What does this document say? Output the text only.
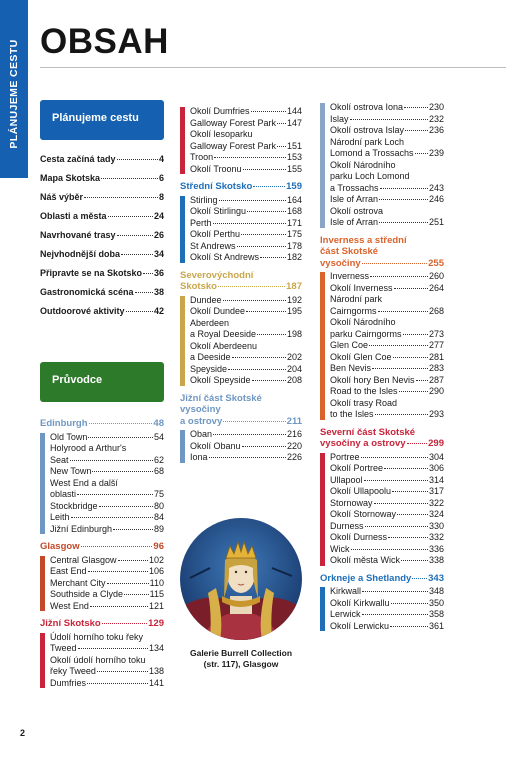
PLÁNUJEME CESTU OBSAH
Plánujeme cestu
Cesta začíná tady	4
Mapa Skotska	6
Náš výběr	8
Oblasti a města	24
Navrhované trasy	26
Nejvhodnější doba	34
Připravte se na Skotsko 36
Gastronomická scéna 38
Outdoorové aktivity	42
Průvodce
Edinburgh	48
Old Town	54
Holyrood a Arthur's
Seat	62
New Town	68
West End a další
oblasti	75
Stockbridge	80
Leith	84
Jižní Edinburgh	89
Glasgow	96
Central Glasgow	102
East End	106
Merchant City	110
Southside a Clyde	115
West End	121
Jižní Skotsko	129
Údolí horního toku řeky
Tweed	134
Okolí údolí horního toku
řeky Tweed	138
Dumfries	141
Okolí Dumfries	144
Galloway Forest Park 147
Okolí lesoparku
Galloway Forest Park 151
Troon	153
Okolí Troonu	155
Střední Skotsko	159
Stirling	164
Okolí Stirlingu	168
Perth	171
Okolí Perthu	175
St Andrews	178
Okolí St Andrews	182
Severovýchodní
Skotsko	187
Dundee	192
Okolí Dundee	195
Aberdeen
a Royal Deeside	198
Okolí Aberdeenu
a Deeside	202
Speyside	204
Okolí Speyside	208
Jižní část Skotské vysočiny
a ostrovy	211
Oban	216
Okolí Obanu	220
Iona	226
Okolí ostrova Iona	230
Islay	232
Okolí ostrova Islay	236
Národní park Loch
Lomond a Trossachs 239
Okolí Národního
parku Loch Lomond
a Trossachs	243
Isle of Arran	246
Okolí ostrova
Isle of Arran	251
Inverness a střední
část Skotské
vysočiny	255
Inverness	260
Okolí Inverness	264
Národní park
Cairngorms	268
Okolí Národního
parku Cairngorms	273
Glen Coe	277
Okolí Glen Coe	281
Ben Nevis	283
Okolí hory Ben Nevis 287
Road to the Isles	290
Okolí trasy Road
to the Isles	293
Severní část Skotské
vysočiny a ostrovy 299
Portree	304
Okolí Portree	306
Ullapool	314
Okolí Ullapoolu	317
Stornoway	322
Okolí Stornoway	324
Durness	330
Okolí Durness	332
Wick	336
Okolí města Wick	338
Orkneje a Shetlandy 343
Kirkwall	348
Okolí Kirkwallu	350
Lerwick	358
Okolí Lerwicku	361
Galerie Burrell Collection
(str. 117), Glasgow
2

• [Goal]:
The material above holds pictures; copy everything else in it exactly.

• [Exercise answer]:
What does this document say? Output the text only.
PLÁNUJEME CESTU OBSAH
Plánujeme cestu
Cesta začíná tady	4
Mapa Skotska	6
Náš výběr	8
Oblasti a města	24
Navrhované trasy	26
Nejvhodnější doba	34
Připravte se na Skotsko 36
Gastronomická scéna 38
Outdoorové aktivity	42
Průvodce
Edinburgh	48
Old Town	54
Holyrood a Arthur's
Seat	62
New Town	68
West End a další
oblasti	75
Stockbridge	80
Leith	84
Jižní Edinburgh	89
Glasgow	96
Central Glasgow	102
East End	106
Merchant City	110
Southside a Clyde	115
West End	121
Jižní Skotsko	129
Údolí horního toku řeky
Tweed	134
Okolí údolí horního toku
řeky Tweed	138
Dumfries	141
Okolí Dumfries	144
Galloway Forest Park 147
Okolí lesoparku
Galloway Forest Park 151
Troon	153
Okolí Troonu	155
Střední Skotsko	159
Stirling	164
Okolí Stirlingu	168
Perth	171
Okolí Perthu	175
St Andrews	178
Okolí St Andrews	182
Severovýchodní
Skotsko	187
Dundee	192
Okolí Dundee	195
Aberdeen
a Royal Deeside	198
Okolí Aberdeenu
a Deeside	202
Speyside	204
Okolí Speyside	208
Jižní část Skotské vysočiny
a ostrovy	211
Oban	216
Okolí Obanu	220
Iona	226
Okolí ostrova Iona	230
Islay	232
Okolí ostrova Islay	236
Národní park Loch
Lomond a Trossachs 239
Okolí Národního
parku Loch Lomond
a Trossachs	243
Isle of Arran	246
Okolí ostrova
Isle of Arran	251
Inverness a střední
část Skotské
vysočiny	255
Inverness	260
Okolí Inverness	264
Národní park
Cairngorms	268
Okolí Národního
parku Cairngorms	273
Glen Coe	277
Okolí Glen Coe	281
Ben Nevis	283
Okolí hory Ben Nevis 287
Road to the Isles	290
Okolí trasy Road
to the Isles	293
Severní část Skotské
vysočiny a ostrovy 299
Portree	304
Okolí Portree	306
Ullapool	314
Okolí Ullapoolu	317
Stornoway	322
Okolí Stornoway	324
Durness	330
Okolí Durness	332
Wick	336
Okolí města Wick	338
Orkneje a Shetlandy 343
Kirkwall	348
Okolí Kirkwallu	350
Lerwick	358
Okolí Lerwicku	361
Galerie Burrell Collection
(str. 117), Glasgow
2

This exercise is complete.